SUPPLIED MATERIAL

_ _ _ _

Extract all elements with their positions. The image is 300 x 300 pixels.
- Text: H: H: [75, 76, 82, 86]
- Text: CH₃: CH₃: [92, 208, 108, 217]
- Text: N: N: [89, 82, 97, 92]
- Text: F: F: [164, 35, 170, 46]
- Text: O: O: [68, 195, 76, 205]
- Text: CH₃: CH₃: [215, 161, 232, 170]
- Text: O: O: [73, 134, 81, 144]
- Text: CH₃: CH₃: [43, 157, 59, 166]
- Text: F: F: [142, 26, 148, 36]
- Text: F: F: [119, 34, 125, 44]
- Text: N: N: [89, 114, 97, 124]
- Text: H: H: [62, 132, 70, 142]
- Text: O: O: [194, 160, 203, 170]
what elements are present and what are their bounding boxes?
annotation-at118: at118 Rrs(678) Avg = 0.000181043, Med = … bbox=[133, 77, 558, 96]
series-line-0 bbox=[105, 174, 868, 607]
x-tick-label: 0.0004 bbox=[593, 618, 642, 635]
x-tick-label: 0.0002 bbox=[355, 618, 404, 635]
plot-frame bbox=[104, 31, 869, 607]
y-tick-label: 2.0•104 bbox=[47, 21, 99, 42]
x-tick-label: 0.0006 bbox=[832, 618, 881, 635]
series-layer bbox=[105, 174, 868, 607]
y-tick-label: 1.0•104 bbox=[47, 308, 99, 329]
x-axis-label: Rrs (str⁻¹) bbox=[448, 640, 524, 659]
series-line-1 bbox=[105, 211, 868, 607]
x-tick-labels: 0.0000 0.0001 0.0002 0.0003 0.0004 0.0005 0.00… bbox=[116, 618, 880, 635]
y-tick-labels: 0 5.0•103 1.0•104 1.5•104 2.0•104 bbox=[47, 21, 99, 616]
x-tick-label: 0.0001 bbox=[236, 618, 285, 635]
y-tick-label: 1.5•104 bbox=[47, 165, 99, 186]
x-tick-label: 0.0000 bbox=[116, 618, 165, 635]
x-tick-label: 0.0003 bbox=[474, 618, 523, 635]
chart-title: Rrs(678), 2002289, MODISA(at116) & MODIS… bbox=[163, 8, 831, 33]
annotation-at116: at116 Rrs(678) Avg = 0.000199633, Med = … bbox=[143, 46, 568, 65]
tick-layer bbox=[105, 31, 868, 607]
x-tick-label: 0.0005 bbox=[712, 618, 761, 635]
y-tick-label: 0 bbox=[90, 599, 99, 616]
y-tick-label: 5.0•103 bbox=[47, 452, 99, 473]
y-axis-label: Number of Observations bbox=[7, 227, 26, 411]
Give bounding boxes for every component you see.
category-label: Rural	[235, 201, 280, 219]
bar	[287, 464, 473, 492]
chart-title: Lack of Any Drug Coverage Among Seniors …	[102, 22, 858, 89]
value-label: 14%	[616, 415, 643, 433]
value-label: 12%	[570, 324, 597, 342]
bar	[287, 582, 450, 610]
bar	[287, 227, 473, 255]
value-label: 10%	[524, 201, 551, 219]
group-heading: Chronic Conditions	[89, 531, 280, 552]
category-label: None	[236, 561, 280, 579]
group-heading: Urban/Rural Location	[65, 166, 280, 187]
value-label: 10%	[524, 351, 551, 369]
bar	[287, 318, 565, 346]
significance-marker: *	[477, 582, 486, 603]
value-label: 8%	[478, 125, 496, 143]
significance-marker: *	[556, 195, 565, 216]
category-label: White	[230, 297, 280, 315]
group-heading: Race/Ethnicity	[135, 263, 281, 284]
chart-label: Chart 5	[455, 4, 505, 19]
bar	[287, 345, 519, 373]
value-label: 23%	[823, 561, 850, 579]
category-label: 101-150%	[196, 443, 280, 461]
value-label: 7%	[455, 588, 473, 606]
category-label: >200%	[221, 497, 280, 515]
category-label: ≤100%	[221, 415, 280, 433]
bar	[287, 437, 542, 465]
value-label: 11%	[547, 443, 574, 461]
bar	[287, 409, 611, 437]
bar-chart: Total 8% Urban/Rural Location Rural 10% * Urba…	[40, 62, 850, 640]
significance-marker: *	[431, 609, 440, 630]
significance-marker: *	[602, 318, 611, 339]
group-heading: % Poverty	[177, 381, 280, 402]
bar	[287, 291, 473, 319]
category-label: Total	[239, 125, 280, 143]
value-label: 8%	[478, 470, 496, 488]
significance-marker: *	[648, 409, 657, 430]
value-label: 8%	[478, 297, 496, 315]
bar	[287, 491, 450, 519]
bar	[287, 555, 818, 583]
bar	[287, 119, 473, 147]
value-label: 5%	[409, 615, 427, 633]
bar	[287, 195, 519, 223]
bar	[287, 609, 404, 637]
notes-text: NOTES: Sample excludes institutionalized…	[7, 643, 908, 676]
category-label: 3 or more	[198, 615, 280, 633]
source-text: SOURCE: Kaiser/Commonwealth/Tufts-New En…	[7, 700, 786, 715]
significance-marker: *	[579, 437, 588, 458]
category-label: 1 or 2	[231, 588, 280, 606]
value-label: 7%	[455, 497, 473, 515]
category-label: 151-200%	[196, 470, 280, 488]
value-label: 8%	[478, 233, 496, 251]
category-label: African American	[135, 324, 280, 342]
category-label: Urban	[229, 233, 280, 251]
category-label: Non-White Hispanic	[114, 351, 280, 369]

_ _ _ _

YOUR INSTRUCTIONS
Swap "x-tick-label" for "x-axis-tick" in the part of the listing that opens with its first line and closes with the line containing "plot-frame bbox=[104, 31, 869, 607]". Give back only those lines, with nothing else changed.

SOLVED EXERCISE
Extract all elements with their positions. The image is 300 x 300 pixels.
- Text: H: H: [75, 76, 82, 86]
- Text: CH₃: CH₃: [92, 208, 108, 217]
- Text: N: N: [89, 82, 97, 92]
- Text: F: F: [164, 35, 170, 46]
- Text: O: O: [68, 195, 76, 205]
- Text: CH₃: CH₃: [215, 161, 232, 170]
- Text: O: O: [73, 134, 81, 144]
- Text: CH₃: CH₃: [43, 157, 59, 166]
- Text: F: F: [142, 26, 148, 36]
- Text: F: F: [119, 34, 125, 44]
- Text: N: N: [89, 114, 97, 124]
- Text: H: H: [62, 132, 70, 142]
- Text: O: O: [194, 160, 203, 170]
what elements are present and what are their bounding boxes?
annotation-at118: at118 Rrs(678) Avg = 0.000181043, Med = … bbox=[133, 77, 558, 96]
series-line-0 bbox=[105, 174, 868, 607]
x-axis-tick: 0.0004 bbox=[593, 618, 642, 635]
x-axis-tick: 0.0002 bbox=[355, 618, 404, 635]
plot-frame bbox=[104, 31, 869, 607]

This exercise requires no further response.